▶ [Goal]: Give back every line exactly as it appears, pictures excluded.

-*-*-

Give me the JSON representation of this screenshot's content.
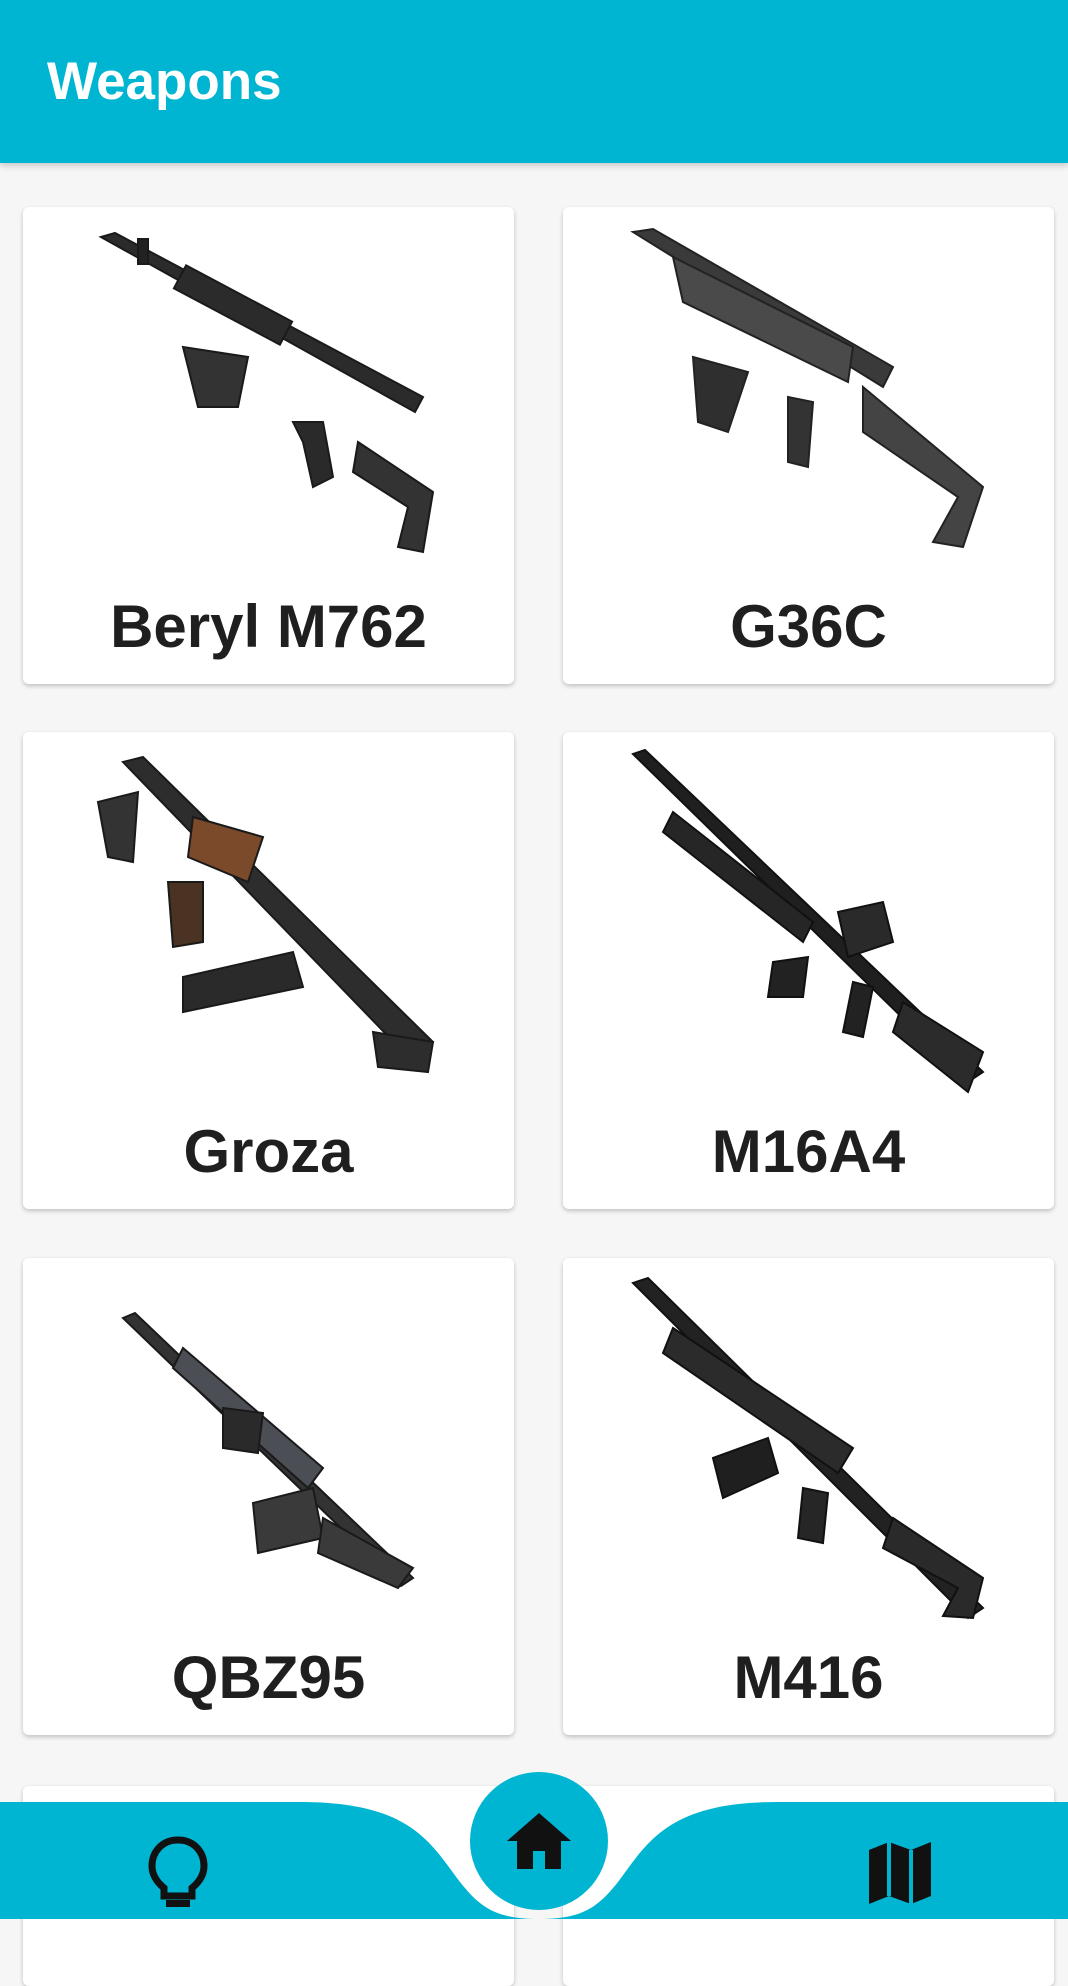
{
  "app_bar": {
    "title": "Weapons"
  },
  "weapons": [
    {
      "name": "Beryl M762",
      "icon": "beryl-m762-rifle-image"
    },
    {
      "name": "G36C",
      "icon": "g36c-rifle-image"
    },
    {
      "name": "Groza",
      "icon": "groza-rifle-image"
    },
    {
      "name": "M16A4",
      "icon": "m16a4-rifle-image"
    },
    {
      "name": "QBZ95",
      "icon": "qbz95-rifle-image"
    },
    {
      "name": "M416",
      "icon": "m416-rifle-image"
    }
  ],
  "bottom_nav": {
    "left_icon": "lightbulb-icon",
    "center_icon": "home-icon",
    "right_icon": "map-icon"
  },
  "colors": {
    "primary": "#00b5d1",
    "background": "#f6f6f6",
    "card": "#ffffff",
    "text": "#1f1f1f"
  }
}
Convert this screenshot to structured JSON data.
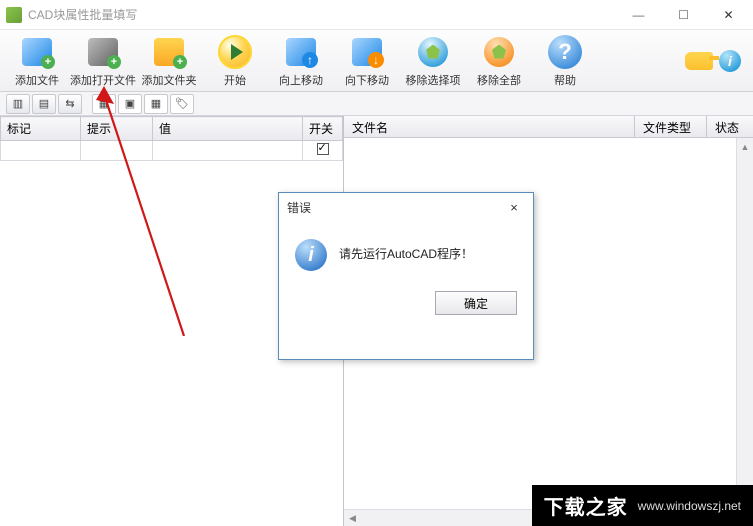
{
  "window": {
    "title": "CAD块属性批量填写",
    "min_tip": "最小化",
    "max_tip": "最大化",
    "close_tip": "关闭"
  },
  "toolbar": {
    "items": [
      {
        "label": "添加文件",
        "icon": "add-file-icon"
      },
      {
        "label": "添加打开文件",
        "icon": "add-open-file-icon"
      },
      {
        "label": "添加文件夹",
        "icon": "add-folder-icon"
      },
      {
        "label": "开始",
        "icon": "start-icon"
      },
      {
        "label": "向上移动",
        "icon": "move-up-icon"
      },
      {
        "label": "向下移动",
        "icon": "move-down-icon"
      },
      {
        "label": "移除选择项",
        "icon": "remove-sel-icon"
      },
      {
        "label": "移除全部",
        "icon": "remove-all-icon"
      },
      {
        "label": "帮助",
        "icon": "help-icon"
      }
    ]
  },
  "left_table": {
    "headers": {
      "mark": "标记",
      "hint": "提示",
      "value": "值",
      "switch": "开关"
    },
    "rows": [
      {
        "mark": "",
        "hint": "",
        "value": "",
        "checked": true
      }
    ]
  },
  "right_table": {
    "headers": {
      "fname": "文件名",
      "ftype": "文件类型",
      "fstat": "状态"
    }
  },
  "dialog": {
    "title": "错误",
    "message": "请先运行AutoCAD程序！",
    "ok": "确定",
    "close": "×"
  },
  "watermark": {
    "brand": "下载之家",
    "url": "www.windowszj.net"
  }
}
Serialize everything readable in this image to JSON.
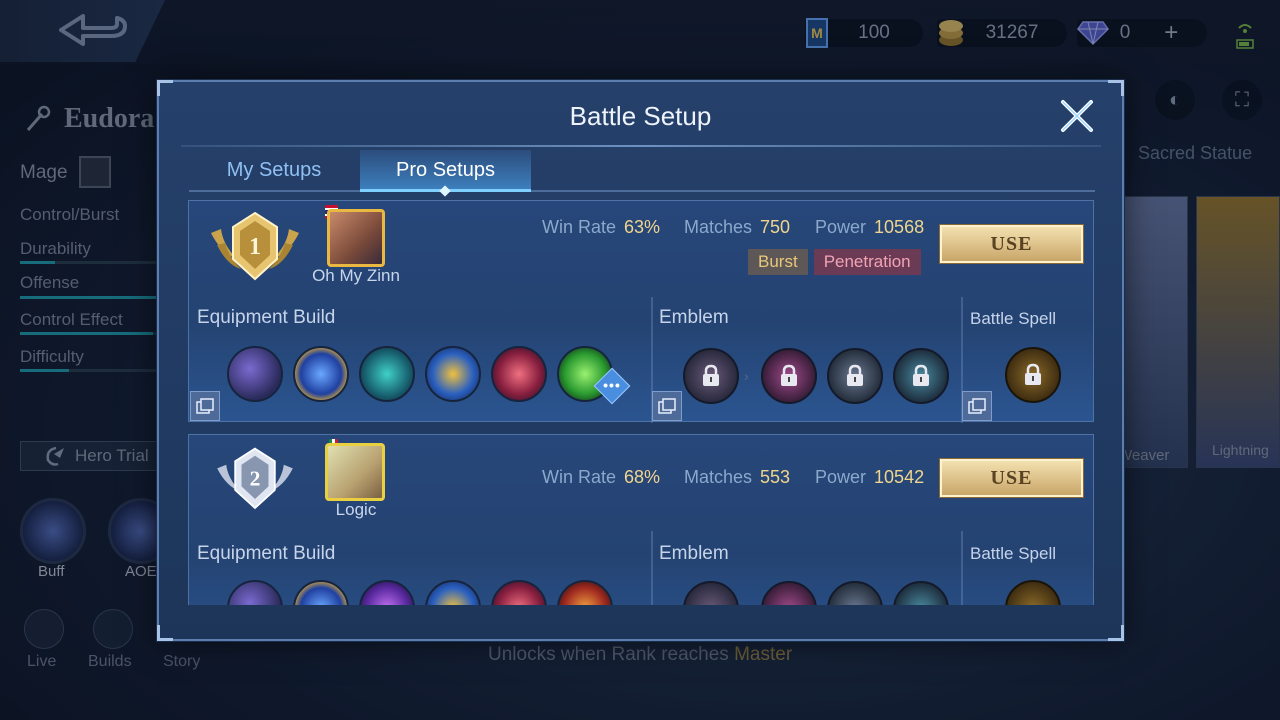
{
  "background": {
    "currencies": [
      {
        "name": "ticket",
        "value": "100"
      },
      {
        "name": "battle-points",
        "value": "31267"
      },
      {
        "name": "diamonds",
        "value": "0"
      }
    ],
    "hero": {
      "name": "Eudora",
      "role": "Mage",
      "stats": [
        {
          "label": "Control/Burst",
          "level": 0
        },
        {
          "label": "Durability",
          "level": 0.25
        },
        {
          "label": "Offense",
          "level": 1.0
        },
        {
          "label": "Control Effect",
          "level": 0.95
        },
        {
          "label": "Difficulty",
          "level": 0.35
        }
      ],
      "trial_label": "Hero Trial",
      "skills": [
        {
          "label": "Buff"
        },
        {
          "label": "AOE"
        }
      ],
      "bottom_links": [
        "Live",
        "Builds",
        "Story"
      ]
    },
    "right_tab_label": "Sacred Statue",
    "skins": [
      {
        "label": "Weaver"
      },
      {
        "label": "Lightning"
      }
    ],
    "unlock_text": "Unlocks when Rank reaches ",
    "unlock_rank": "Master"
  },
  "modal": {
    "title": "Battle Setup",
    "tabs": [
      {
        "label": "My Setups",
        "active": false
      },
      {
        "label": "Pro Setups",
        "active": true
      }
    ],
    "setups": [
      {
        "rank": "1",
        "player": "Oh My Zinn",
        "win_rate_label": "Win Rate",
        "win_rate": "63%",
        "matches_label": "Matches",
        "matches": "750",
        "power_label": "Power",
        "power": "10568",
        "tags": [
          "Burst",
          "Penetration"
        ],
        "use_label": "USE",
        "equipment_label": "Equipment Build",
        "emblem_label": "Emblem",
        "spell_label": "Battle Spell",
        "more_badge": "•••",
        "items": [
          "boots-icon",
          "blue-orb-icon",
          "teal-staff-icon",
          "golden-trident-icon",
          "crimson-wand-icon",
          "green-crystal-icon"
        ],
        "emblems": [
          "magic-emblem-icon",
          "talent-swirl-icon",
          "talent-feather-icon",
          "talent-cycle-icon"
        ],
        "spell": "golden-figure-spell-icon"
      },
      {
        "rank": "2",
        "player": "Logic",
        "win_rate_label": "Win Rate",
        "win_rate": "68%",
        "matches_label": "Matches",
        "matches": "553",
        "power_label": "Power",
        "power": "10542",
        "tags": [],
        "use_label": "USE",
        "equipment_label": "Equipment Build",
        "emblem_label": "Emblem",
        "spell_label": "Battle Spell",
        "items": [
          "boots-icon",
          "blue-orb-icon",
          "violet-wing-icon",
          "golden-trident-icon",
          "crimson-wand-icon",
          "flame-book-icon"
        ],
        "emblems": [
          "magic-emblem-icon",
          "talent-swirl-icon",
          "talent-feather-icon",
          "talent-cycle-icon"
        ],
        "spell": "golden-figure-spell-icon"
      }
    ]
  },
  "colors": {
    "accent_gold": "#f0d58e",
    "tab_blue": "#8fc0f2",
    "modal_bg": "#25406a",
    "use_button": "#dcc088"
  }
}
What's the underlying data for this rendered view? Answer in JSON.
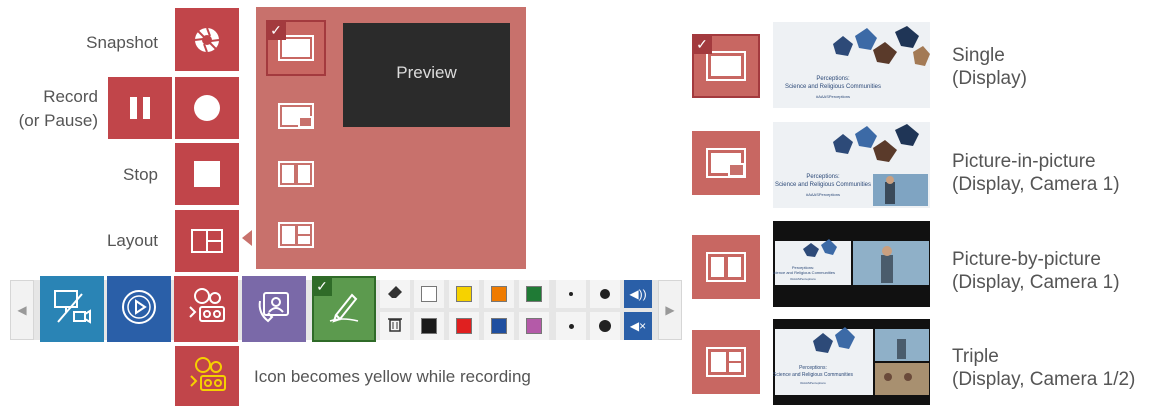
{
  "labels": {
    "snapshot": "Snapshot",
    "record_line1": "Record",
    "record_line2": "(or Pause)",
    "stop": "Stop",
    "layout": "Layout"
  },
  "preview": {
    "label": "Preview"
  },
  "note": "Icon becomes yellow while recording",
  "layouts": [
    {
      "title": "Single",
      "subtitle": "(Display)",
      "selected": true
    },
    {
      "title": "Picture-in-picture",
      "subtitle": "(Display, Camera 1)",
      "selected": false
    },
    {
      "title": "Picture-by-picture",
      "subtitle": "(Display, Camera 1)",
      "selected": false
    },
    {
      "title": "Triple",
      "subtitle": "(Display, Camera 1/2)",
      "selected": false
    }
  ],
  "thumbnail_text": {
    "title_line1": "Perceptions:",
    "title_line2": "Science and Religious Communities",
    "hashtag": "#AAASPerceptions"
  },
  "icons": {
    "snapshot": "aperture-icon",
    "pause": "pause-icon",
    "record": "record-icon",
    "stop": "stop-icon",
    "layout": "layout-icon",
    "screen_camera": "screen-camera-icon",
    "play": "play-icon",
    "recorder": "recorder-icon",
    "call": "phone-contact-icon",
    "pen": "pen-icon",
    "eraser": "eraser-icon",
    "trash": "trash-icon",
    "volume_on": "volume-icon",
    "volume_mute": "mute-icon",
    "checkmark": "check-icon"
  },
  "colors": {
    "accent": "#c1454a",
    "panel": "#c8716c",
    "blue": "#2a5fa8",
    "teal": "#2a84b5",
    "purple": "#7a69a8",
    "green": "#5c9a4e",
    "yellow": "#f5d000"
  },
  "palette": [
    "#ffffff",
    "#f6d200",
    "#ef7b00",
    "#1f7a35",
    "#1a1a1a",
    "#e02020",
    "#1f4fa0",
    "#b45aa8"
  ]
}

-*-*-

▶ [Exercise answer]:
Give me the JSON representation of this screenshot's content.
{
  "app_bar": {
    "title": "Weapons"
  },
  "weapons": [
    {
      "name": "Beryl M762",
      "icon": "beryl-m762-rifle-image"
    },
    {
      "name": "G36C",
      "icon": "g36c-rifle-image"
    },
    {
      "name": "Groza",
      "icon": "groza-rifle-image"
    },
    {
      "name": "M16A4",
      "icon": "m16a4-rifle-image"
    },
    {
      "name": "QBZ95",
      "icon": "qbz95-rifle-image"
    },
    {
      "name": "M416",
      "icon": "m416-rifle-image"
    }
  ],
  "bottom_nav": {
    "left_icon": "lightbulb-icon",
    "center_icon": "home-icon",
    "right_icon": "map-icon"
  },
  "colors": {
    "primary": "#00b5d1",
    "background": "#f6f6f6",
    "card": "#ffffff",
    "text": "#1f1f1f"
  }
}
Convert this screenshot to structured JSON data.
{
  "window": {
    "title": "CAD块属性批量填写",
    "min_tip": "最小化",
    "max_tip": "最大化",
    "close_tip": "关闭"
  },
  "toolbar": {
    "items": [
      {
        "label": "添加文件",
        "icon": "add-file-icon"
      },
      {
        "label": "添加打开文件",
        "icon": "add-open-file-icon"
      },
      {
        "label": "添加文件夹",
        "icon": "add-folder-icon"
      },
      {
        "label": "开始",
        "icon": "start-icon"
      },
      {
        "label": "向上移动",
        "icon": "move-up-icon"
      },
      {
        "label": "向下移动",
        "icon": "move-down-icon"
      },
      {
        "label": "移除选择项",
        "icon": "remove-sel-icon"
      },
      {
        "label": "移除全部",
        "icon": "remove-all-icon"
      },
      {
        "label": "帮助",
        "icon": "help-icon"
      }
    ]
  },
  "left_table": {
    "headers": {
      "mark": "标记",
      "hint": "提示",
      "value": "值",
      "switch": "开关"
    },
    "rows": [
      {
        "mark": "",
        "hint": "",
        "value": "",
        "checked": true
      }
    ]
  },
  "right_table": {
    "headers": {
      "fname": "文件名",
      "ftype": "文件类型",
      "fstat": "状态"
    }
  },
  "dialog": {
    "title": "错误",
    "message": "请先运行AutoCAD程序！",
    "ok": "确定",
    "close": "×"
  },
  "watermark": {
    "brand": "下载之家",
    "url": "www.windowszj.net"
  }
}
Serialize everything readable in this image to JSON.
{
  "background": {
    "currencies": [
      {
        "name": "ticket",
        "value": "100"
      },
      {
        "name": "battle-points",
        "value": "31267"
      },
      {
        "name": "diamonds",
        "value": "0"
      }
    ],
    "hero": {
      "name": "Eudora",
      "role": "Mage",
      "stats": [
        {
          "label": "Control/Burst",
          "level": 0
        },
        {
          "label": "Durability",
          "level": 0.25
        },
        {
          "label": "Offense",
          "level": 1.0
        },
        {
          "label": "Control Effect",
          "level": 0.95
        },
        {
          "label": "Difficulty",
          "level": 0.35
        }
      ],
      "trial_label": "Hero Trial",
      "skills": [
        {
          "label": "Buff"
        },
        {
          "label": "AOE"
        }
      ],
      "bottom_links": [
        "Live",
        "Builds",
        "Story"
      ]
    },
    "right_tab_label": "Sacred Statue",
    "skins": [
      {
        "label": "Weaver"
      },
      {
        "label": "Lightning"
      }
    ],
    "unlock_text": "Unlocks when Rank reaches ",
    "unlock_rank": "Master"
  },
  "modal": {
    "title": "Battle Setup",
    "tabs": [
      {
        "label": "My Setups",
        "active": false
      },
      {
        "label": "Pro Setups",
        "active": true
      }
    ],
    "setups": [
      {
        "rank": "1",
        "player": "Oh My Zinn",
        "win_rate_label": "Win Rate",
        "win_rate": "63%",
        "matches_label": "Matches",
        "matches": "750",
        "power_label": "Power",
        "power": "10568",
        "tags": [
          "Burst",
          "Penetration"
        ],
        "use_label": "USE",
        "equipment_label": "Equipment Build",
        "emblem_label": "Emblem",
        "spell_label": "Battle Spell",
        "more_badge": "•••",
        "items": [
          "boots-icon",
          "blue-orb-icon",
          "teal-staff-icon",
          "golden-trident-icon",
          "crimson-wand-icon",
          "green-crystal-icon"
        ],
        "emblems": [
          "magic-emblem-icon",
          "talent-swirl-icon",
          "talent-feather-icon",
          "talent-cycle-icon"
        ],
        "spell": "golden-figure-spell-icon"
      },
      {
        "rank": "2",
        "player": "Logic",
        "win_rate_label": "Win Rate",
        "win_rate": "68%",
        "matches_label": "Matches",
        "matches": "553",
        "power_label": "Power",
        "power": "10542",
        "tags": [],
        "use_label": "USE",
        "equipment_label": "Equipment Build",
        "emblem_label": "Emblem",
        "spell_label": "Battle Spell",
        "items": [
          "boots-icon",
          "blue-orb-icon",
          "violet-wing-icon",
          "golden-trident-icon",
          "crimson-wand-icon",
          "flame-book-icon"
        ],
        "emblems": [
          "magic-emblem-icon",
          "talent-swirl-icon",
          "talent-feather-icon",
          "talent-cycle-icon"
        ],
        "spell": "golden-figure-spell-icon"
      }
    ]
  },
  "colors": {
    "accent_gold": "#f0d58e",
    "tab_blue": "#8fc0f2",
    "modal_bg": "#25406a",
    "use_button": "#dcc088"
  }
}
What's the underlying data for this rendered view? Answer in JSON.
{
  "labels": {
    "snapshot": "Snapshot",
    "record_line1": "Record",
    "record_line2": "(or Pause)",
    "stop": "Stop",
    "layout": "Layout"
  },
  "preview": {
    "label": "Preview"
  },
  "note": "Icon becomes yellow while recording",
  "layouts": [
    {
      "title": "Single",
      "subtitle": "(Display)",
      "selected": true
    },
    {
      "title": "Picture-in-picture",
      "subtitle": "(Display, Camera 1)",
      "selected": false
    },
    {
      "title": "Picture-by-picture",
      "subtitle": "(Display, Camera 1)",
      "selected": false
    },
    {
      "title": "Triple",
      "subtitle": "(Display, Camera 1/2)",
      "selected": false
    }
  ],
  "thumbnail_text": {
    "title_line1": "Perceptions:",
    "title_line2": "Science and Religious Communities",
    "hashtag": "#AAASPerceptions"
  },
  "icons": {
    "snapshot": "aperture-icon",
    "pause": "pause-icon",
    "record": "record-icon",
    "stop": "stop-icon",
    "layout": "layout-icon",
    "screen_camera": "screen-camera-icon",
    "play": "play-icon",
    "recorder": "recorder-icon",
    "call": "phone-contact-icon",
    "pen": "pen-icon",
    "eraser": "eraser-icon",
    "trash": "trash-icon",
    "volume_on": "volume-icon",
    "volume_mute": "mute-icon",
    "checkmark": "check-icon"
  },
  "colors": {
    "accent": "#c1454a",
    "panel": "#c8716c",
    "blue": "#2a5fa8",
    "teal": "#2a84b5",
    "purple": "#7a69a8",
    "green": "#5c9a4e",
    "yellow": "#f5d000"
  },
  "palette": [
    "#ffffff",
    "#f6d200",
    "#ef7b00",
    "#1f7a35",
    "#1a1a1a",
    "#e02020",
    "#1f4fa0",
    "#b45aa8"
  ]
}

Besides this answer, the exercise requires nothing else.